## TASK PROMPT
Reproduce the passage of the Thailand visa thread below that begins at the words "# Visa advice" and ends after the words "I should get.".

## EXCERPTED TEXT
━━━

# Visa advice needed please ; )



## ciacciom (Jan 25, 2011)

I will be visiting Thailand for 6month to one year starting April 1, 2011. I am a US resident and citizen. I work as an independant computer programmer from home and am financially independant. Please tell me what type of visa I should get.

Sincerely, Mike Ciaccio
1.561.339.6144
skype: mikeciaccio1


----------



## brianmarinus (Apr 4, 2010)

Hi!
You will need a none immigrant visa o multi entry -multi entry, if you want to leave the country,for visiting example,Myranmar(Burma)Laos or Cambodia.


----------



## HomeExchange (Feb 7, 2011)

Yeah a non immigrant O multi entry visa is the one to go for - although depending on your consulate not always the easiest to get.


----------



## buckbenn (Dec 18, 2012)

Depends on what you want to do here. If you want to study Thai you can easily get a long term visa (up to several years) after arrival. Many schools offer it. 

Since you are American, definitely get a two month (extendable to 3) tourist visa before leaving. (If you cannot get the "O"). One trip to Laos or Burma after that will give you a double entry good for 6 more months. (You'll have to extend at immigration after each two months, and do a quick border run after the first 3 months.) 

Sounds like a pain and it is, except that you usually meet some good new people and have a good time. Many companies offer these services.


----------

━━━

## DATASET
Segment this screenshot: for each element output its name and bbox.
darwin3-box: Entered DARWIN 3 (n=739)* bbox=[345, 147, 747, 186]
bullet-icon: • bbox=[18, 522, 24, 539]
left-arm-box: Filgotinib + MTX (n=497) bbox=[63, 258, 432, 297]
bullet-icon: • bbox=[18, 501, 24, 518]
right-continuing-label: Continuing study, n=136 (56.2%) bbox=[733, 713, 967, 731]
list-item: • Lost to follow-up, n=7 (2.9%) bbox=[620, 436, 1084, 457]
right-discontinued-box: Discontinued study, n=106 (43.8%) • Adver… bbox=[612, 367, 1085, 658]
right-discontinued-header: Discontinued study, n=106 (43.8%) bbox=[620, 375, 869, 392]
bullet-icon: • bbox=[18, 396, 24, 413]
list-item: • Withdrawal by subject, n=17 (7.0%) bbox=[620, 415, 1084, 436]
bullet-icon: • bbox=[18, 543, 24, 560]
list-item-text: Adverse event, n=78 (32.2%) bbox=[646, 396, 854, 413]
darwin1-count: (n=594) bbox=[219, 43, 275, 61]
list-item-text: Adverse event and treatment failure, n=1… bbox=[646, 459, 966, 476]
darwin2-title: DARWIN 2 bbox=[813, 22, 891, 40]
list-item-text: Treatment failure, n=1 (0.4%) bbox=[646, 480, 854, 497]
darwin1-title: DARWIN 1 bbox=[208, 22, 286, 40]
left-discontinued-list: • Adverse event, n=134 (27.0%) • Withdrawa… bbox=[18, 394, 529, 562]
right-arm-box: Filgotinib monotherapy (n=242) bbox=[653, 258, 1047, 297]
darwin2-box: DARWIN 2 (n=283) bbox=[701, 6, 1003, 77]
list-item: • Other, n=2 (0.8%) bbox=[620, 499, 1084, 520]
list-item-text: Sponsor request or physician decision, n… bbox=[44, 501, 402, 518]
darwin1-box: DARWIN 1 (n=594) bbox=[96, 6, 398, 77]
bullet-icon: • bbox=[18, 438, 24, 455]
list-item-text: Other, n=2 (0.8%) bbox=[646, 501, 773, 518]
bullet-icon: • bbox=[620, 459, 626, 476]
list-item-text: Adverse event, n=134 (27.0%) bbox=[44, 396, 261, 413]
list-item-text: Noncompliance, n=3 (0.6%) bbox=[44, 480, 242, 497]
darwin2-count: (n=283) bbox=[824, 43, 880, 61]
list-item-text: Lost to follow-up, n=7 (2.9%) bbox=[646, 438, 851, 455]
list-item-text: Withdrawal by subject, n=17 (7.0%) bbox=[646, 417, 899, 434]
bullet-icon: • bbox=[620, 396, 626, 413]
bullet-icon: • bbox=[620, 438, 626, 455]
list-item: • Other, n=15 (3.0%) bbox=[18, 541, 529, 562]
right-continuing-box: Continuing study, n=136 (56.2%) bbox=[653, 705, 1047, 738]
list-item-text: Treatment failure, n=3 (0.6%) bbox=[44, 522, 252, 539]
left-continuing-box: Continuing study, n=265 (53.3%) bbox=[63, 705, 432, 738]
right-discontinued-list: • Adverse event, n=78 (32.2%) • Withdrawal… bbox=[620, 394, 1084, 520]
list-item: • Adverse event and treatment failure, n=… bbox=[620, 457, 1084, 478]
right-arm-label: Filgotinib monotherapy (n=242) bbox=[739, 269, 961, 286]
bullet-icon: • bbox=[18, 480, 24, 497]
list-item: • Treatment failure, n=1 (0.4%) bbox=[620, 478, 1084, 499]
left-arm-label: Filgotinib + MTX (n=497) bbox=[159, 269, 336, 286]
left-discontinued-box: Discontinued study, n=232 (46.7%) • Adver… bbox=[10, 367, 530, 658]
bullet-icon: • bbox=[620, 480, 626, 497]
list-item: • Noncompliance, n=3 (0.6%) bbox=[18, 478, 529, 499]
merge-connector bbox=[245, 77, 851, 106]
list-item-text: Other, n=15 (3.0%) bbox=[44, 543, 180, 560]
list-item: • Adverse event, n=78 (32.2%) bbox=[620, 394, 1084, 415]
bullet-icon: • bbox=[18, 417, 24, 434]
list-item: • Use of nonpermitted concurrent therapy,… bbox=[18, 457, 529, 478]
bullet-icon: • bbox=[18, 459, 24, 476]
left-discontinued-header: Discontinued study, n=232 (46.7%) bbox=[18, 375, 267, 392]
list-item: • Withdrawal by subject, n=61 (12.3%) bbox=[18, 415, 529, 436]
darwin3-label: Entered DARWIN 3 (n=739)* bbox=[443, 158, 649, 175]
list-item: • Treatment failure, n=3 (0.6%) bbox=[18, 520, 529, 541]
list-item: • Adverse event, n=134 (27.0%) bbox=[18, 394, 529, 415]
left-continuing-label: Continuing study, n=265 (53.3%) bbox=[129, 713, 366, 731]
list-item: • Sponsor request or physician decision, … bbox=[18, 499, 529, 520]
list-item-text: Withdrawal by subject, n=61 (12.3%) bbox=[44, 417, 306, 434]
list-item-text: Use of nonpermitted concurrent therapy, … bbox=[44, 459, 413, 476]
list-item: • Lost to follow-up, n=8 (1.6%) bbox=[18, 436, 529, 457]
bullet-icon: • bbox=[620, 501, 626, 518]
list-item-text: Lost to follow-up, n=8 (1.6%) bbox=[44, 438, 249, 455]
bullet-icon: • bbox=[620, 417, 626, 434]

━━━

## ANSWER TO THE PROBLEM
# Visa advice needed please ; )



## ciacciom (Jan 25, 2011)

I will be visiting Thailand for 6month to one year starting April 1, 2011. I am a US resident and citizen. I work as an independant computer programmer from home and am financially independant. Please tell me what type of visa I should get.